- WRITTEN PROBLEM -
Copy the data that follows exactly. Include no pictures.

- DATASET -

— Start —

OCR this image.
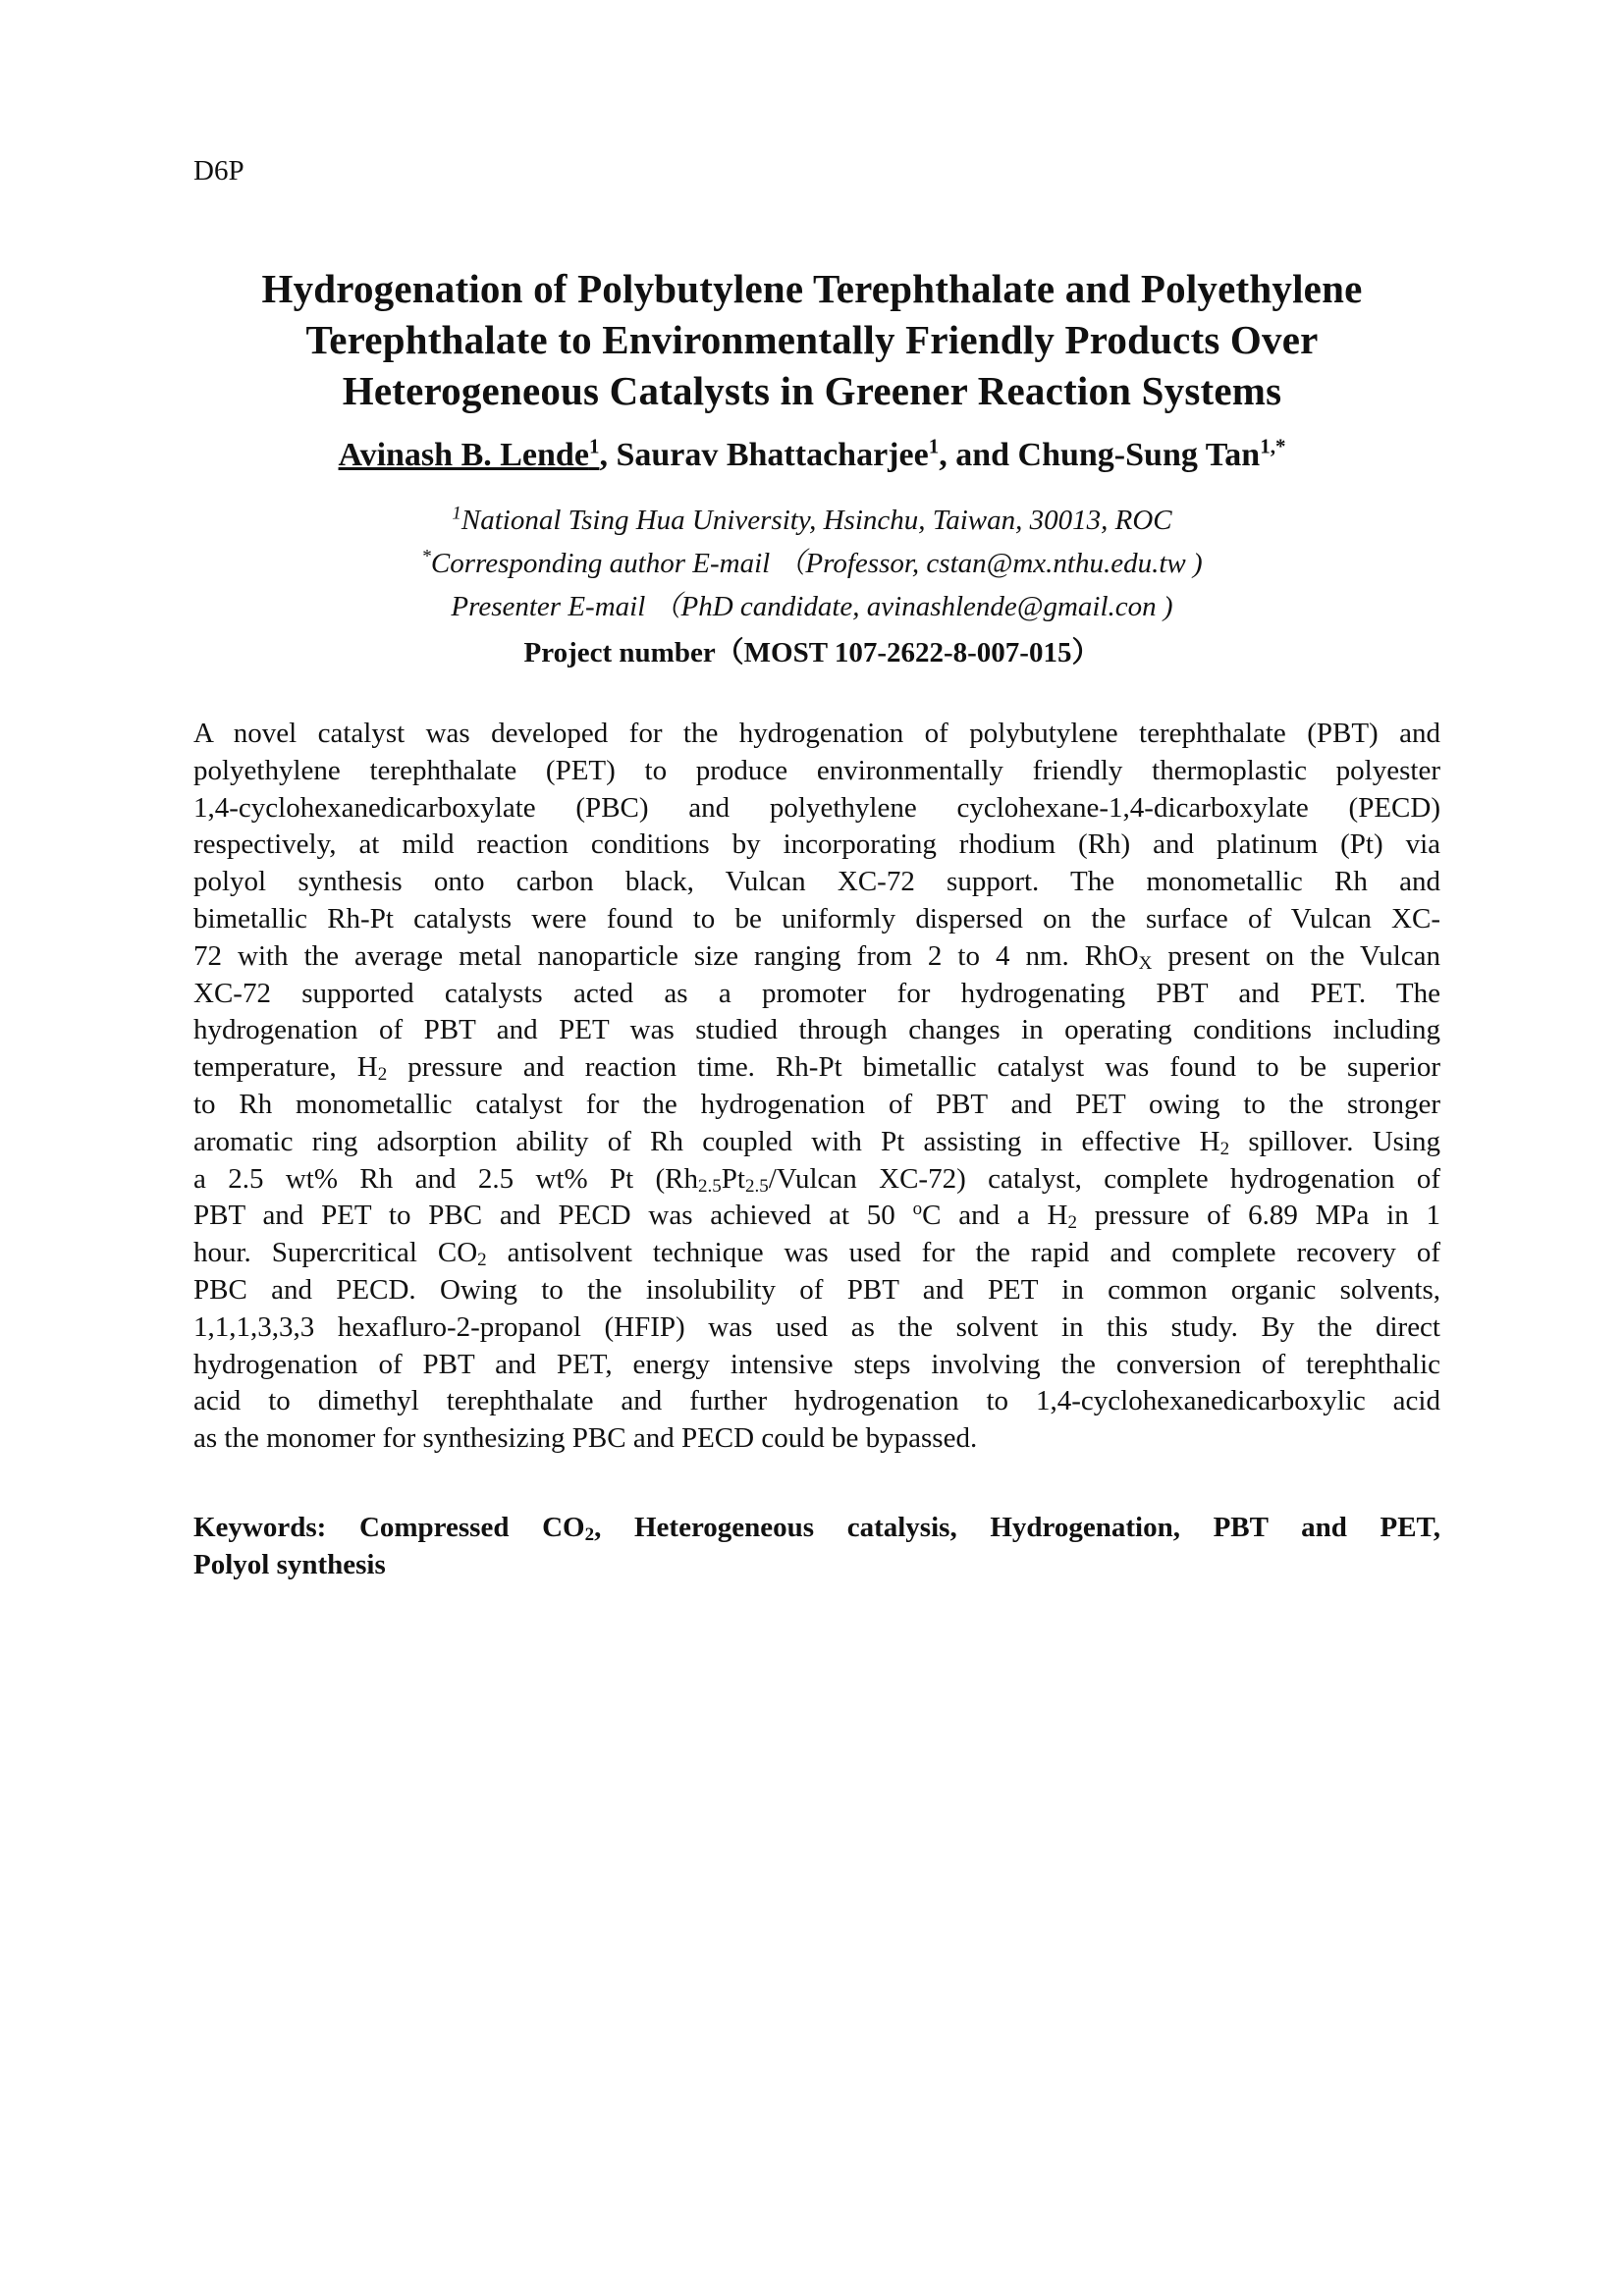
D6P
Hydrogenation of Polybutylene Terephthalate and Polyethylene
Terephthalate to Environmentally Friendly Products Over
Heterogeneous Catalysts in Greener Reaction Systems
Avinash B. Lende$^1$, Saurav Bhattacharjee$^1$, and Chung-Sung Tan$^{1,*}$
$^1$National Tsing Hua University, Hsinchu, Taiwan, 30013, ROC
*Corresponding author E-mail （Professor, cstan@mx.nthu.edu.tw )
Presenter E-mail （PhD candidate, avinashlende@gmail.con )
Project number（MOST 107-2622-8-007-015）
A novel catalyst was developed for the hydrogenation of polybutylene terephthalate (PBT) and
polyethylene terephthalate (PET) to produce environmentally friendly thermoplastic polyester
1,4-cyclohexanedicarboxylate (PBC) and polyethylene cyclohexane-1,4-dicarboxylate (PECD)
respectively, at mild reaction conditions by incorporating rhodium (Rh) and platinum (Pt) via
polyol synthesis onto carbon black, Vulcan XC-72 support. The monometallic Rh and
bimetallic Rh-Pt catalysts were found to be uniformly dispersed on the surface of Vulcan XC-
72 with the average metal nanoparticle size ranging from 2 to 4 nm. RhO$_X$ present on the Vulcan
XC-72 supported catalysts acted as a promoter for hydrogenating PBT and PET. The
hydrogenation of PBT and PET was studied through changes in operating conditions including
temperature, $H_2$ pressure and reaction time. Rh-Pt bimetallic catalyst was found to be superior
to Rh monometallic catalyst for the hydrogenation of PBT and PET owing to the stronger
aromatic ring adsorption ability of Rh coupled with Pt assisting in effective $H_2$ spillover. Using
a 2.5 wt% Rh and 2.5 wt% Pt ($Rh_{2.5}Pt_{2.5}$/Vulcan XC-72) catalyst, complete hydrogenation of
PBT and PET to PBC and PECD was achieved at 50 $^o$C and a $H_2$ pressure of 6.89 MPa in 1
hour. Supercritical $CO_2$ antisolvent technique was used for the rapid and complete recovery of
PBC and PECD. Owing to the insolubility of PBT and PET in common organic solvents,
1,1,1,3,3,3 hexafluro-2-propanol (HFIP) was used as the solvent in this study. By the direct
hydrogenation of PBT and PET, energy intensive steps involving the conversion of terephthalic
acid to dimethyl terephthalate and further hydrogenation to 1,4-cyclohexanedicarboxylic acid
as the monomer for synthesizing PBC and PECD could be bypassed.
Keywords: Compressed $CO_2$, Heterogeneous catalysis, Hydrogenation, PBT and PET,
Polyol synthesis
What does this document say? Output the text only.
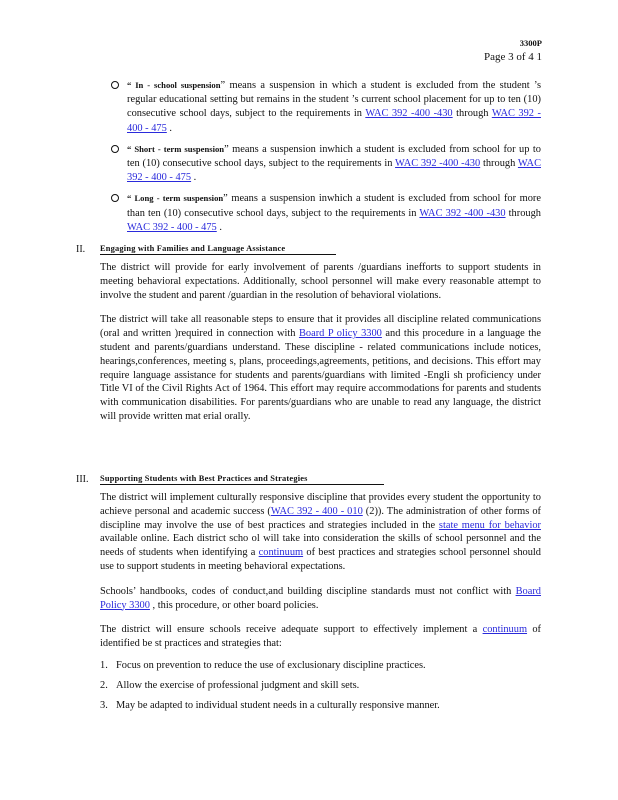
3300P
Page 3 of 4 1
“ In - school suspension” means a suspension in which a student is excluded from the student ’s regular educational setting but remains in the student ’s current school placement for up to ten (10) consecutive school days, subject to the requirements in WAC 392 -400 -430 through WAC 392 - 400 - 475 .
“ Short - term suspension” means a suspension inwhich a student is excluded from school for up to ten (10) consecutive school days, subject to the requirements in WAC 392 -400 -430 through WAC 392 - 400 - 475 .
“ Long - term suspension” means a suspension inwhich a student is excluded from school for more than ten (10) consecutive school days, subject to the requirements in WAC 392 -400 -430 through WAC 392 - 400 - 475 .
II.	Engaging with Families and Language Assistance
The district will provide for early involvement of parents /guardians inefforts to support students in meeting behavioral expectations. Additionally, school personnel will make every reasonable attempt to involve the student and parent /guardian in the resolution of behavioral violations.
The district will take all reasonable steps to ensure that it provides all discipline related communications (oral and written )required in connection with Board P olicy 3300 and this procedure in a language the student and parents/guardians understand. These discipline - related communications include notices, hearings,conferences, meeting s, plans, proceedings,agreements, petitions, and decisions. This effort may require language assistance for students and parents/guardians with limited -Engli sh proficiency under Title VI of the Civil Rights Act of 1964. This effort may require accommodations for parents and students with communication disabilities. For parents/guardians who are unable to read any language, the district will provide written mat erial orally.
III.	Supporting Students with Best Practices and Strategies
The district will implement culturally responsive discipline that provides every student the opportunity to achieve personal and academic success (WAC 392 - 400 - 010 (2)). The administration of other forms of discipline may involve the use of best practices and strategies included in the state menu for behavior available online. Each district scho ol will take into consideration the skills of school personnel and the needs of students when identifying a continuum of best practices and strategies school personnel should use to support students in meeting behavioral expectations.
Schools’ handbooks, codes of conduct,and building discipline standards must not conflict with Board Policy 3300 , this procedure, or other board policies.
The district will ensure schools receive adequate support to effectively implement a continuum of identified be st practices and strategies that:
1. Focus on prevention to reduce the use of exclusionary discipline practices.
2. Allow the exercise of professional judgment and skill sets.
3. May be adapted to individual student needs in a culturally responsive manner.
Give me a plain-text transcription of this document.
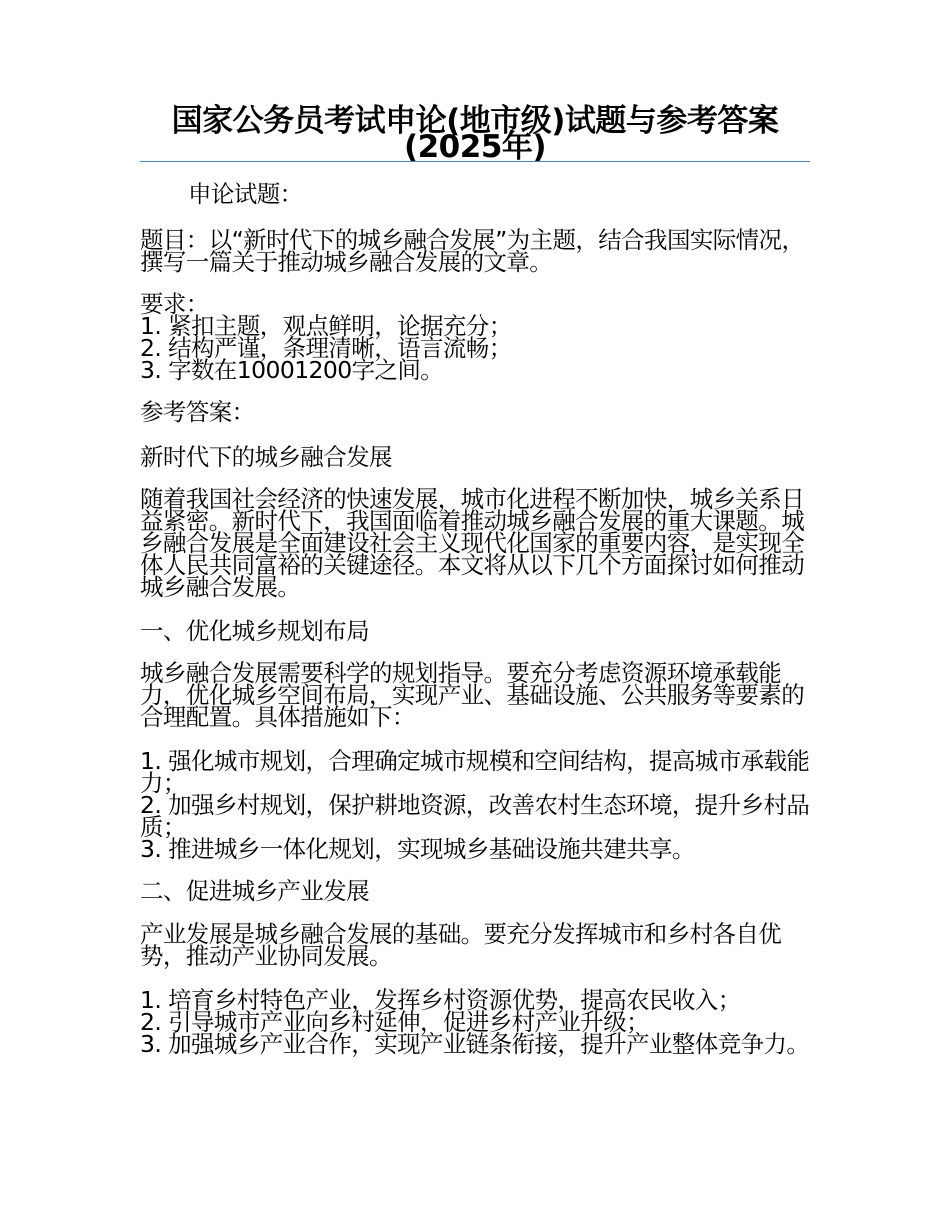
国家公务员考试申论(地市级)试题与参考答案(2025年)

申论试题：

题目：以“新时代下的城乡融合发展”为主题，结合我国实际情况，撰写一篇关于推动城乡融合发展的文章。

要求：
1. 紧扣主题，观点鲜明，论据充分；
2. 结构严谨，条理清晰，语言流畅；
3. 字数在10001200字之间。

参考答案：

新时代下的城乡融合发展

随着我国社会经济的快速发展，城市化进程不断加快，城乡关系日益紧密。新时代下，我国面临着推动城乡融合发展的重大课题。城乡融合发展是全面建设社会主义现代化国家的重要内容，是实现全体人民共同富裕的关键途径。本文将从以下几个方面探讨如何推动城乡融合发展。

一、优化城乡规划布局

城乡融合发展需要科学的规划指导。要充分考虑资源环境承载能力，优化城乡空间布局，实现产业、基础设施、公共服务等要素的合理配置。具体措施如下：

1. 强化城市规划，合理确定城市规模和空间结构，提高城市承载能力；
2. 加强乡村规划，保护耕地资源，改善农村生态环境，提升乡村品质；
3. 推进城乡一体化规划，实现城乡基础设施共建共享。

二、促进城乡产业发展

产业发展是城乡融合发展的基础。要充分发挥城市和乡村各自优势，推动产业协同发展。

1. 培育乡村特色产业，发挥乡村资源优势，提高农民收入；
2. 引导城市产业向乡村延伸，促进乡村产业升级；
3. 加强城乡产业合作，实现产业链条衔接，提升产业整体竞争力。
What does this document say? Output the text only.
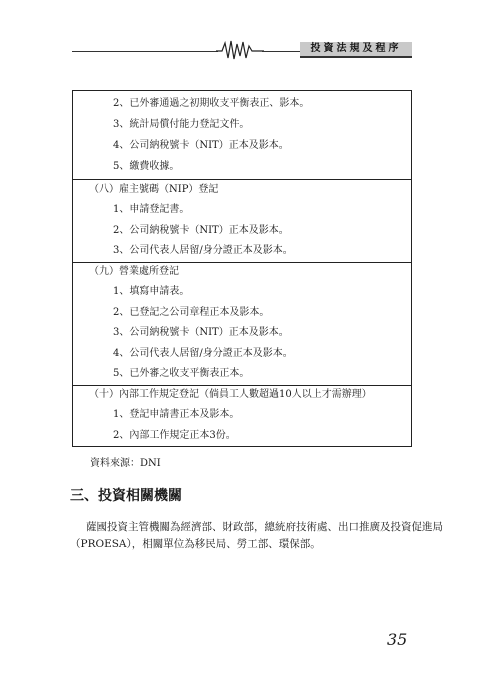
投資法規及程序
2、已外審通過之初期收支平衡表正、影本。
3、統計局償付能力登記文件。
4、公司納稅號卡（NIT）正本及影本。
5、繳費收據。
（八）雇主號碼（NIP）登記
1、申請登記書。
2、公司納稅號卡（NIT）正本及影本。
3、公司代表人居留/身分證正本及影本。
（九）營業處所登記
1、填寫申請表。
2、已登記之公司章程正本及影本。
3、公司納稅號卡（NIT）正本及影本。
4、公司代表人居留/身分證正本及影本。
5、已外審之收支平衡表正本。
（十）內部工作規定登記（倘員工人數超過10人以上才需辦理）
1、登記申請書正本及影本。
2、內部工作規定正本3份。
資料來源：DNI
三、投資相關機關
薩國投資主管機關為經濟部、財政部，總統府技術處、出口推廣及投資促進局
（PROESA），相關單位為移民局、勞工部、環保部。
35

— End —

- TASK SOLUTION -
OCR this image.
D6P
Hydrogenation of Polybutylene Terephthalate and Polyethylene
Terephthalate to Environmentally Friendly Products Over
Heterogeneous Catalysts in Greener Reaction Systems
Avinash B. Lende$^1$, Saurav Bhattacharjee$^1$, and Chung-Sung Tan$^{1,*}$
$^1$National Tsing Hua University, Hsinchu, Taiwan, 30013, ROC
*Corresponding author E-mail （Professor, cstan@mx.nthu.edu.tw )
Presenter E-mail （PhD candidate, avinashlende@gmail.con )
Project number（MOST 107-2622-8-007-015）
A novel catalyst was developed for the hydrogenation of polybutylene terephthalate (PBT) and
polyethylene terephthalate (PET) to produce environmentally friendly thermoplastic polyester
1,4-cyclohexanedicarboxylate (PBC) and polyethylene cyclohexane-1,4-dicarboxylate (PECD)
respectively, at mild reaction conditions by incorporating rhodium (Rh) and platinum (Pt) via
polyol synthesis onto carbon black, Vulcan XC-72 support. The monometallic Rh and
bimetallic Rh-Pt catalysts were found to be uniformly dispersed on the surface of Vulcan XC-
72 with the average metal nanoparticle size ranging from 2 to 4 nm. RhO$_X$ present on the Vulcan
XC-72 supported catalysts acted as a promoter for hydrogenating PBT and PET. The
hydrogenation of PBT and PET was studied through changes in operating conditions including
temperature, $H_2$ pressure and reaction time. Rh-Pt bimetallic catalyst was found to be superior
to Rh monometallic catalyst for the hydrogenation of PBT and PET owing to the stronger
aromatic ring adsorption ability of Rh coupled with Pt assisting in effective $H_2$ spillover. Using
a 2.5 wt% Rh and 2.5 wt% Pt ($Rh_{2.5}Pt_{2.5}$/Vulcan XC-72) catalyst, complete hydrogenation of
PBT and PET to PBC and PECD was achieved at 50 $^o$C and a $H_2$ pressure of 6.89 MPa in 1
hour. Supercritical $CO_2$ antisolvent technique was used for the rapid and complete recovery of
PBC and PECD. Owing to the insolubility of PBT and PET in common organic solvents,
1,1,1,3,3,3 hexafluro-2-propanol (HFIP) was used as the solvent in this study. By the direct
hydrogenation of PBT and PET, energy intensive steps involving the conversion of terephthalic
acid to dimethyl terephthalate and further hydrogenation to 1,4-cyclohexanedicarboxylic acid
as the monomer for synthesizing PBC and PECD could be bypassed.
Keywords: Compressed $CO_2$, Heterogeneous catalysis, Hydrogenation, PBT and PET,
Polyol synthesis
What does this document say? Output the text only.
3300P
Page 3 of 4 1
“ In - school suspension” means a suspension in which a student is excluded from the student ’s regular educational setting but remains in the student ’s current school placement for up to ten (10) consecutive school days, subject to the requirements in WAC 392 -400 -430 through WAC 392 - 400 - 475 .
“ Short - term suspension” means a suspension inwhich a student is excluded from school for up to ten (10) consecutive school days, subject to the requirements in WAC 392 -400 -430 through WAC 392 - 400 - 475 .
“ Long - term suspension” means a suspension inwhich a student is excluded from school for more than ten (10) consecutive school days, subject to the requirements in WAC 392 -400 -430 through WAC 392 - 400 - 475 .
II.	Engaging with Families and Language Assistance
The district will provide for early involvement of parents /guardians inefforts to support students in meeting behavioral expectations. Additionally, school personnel will make every reasonable attempt to involve the student and parent /guardian in the resolution of behavioral violations.
The district will take all reasonable steps to ensure that it provides all discipline related communications (oral and written )required in connection with Board P olicy 3300 and this procedure in a language the student and parents/guardians understand. These discipline - related communications include notices, hearings,conferences, meeting s, plans, proceedings,agreements, petitions, and decisions. This effort may require language assistance for students and parents/guardians with limited -Engli sh proficiency under Title VI of the Civil Rights Act of 1964. This effort may require accommodations for parents and students with communication disabilities. For parents/guardians who are unable to read any language, the district will provide written mat erial orally.
III.	Supporting Students with Best Practices and Strategies
The district will implement culturally responsive discipline that provides every student the opportunity to achieve personal and academic success (WAC 392 - 400 - 010 (2)). The administration of other forms of discipline may involve the use of best practices and strategies included in the state menu for behavior available online. Each district scho ol will take into consideration the skills of school personnel and the needs of students when identifying a continuum of best practices and strategies school personnel should use to support students in meeting behavioral expectations.
Schools’ handbooks, codes of conduct,and building discipline standards must not conflict with Board Policy 3300 , this procedure, or other board policies.
The district will ensure schools receive adequate support to effectively implement a continuum of identified be st practices and strategies that:
1. Focus on prevention to reduce the use of exclusionary discipline practices.
2. Allow the exercise of professional judgment and skill sets.
3. May be adapted to individual student needs in a culturally responsive manner.
Give me a plain-text transcription of this document.
国家公务员考试申论(地市级)试题与参考答案(2025年)

申论试题：

题目：以“新时代下的城乡融合发展”为主题，结合我国实际情况，撰写一篇关于推动城乡融合发展的文章。

要求：
1. 紧扣主题，观点鲜明，论据充分；
2. 结构严谨，条理清晰，语言流畅；
3. 字数在10001200字之间。

参考答案：

新时代下的城乡融合发展

随着我国社会经济的快速发展，城市化进程不断加快，城乡关系日益紧密。新时代下，我国面临着推动城乡融合发展的重大课题。城乡融合发展是全面建设社会主义现代化国家的重要内容，是实现全体人民共同富裕的关键途径。本文将从以下几个方面探讨如何推动城乡融合发展。

一、优化城乡规划布局

城乡融合发展需要科学的规划指导。要充分考虑资源环境承载能力，优化城乡空间布局，实现产业、基础设施、公共服务等要素的合理配置。具体措施如下：

1. 强化城市规划，合理确定城市规模和空间结构，提高城市承载能力；
2. 加强乡村规划，保护耕地资源，改善农村生态环境，提升乡村品质；
3. 推进城乡一体化规划，实现城乡基础设施共建共享。

二、促进城乡产业发展

产业发展是城乡融合发展的基础。要充分发挥城市和乡村各自优势，推动产业协同发展。

1. 培育乡村特色产业，发挥乡村资源优势，提高农民收入；
2. 引导城市产业向乡村延伸，促进乡村产业升级；
3. 加强城乡产业合作，实现产业链条衔接，提升产业整体竞争力。
What does this document say? Output the text only.
投資法規及程序
2、已外審通過之初期收支平衡表正、影本。
3、統計局償付能力登記文件。
4、公司納稅號卡（NIT）正本及影本。
5、繳費收據。
（八）雇主號碼（NIP）登記
1、申請登記書。
2、公司納稅號卡（NIT）正本及影本。
3、公司代表人居留/身分證正本及影本。
（九）營業處所登記
1、填寫申請表。
2、已登記之公司章程正本及影本。
3、公司納稅號卡（NIT）正本及影本。
4、公司代表人居留/身分證正本及影本。
5、已外審之收支平衡表正本。
（十）內部工作規定登記（倘員工人數超過10人以上才需辦理）
1、登記申請書正本及影本。
2、內部工作規定正本3份。
資料來源：DNI
三、投資相關機關
薩國投資主管機關為經濟部、財政部，總統府技術處、出口推廣及投資促進局
（PROESA），相關單位為移民局、勞工部、環保部。
35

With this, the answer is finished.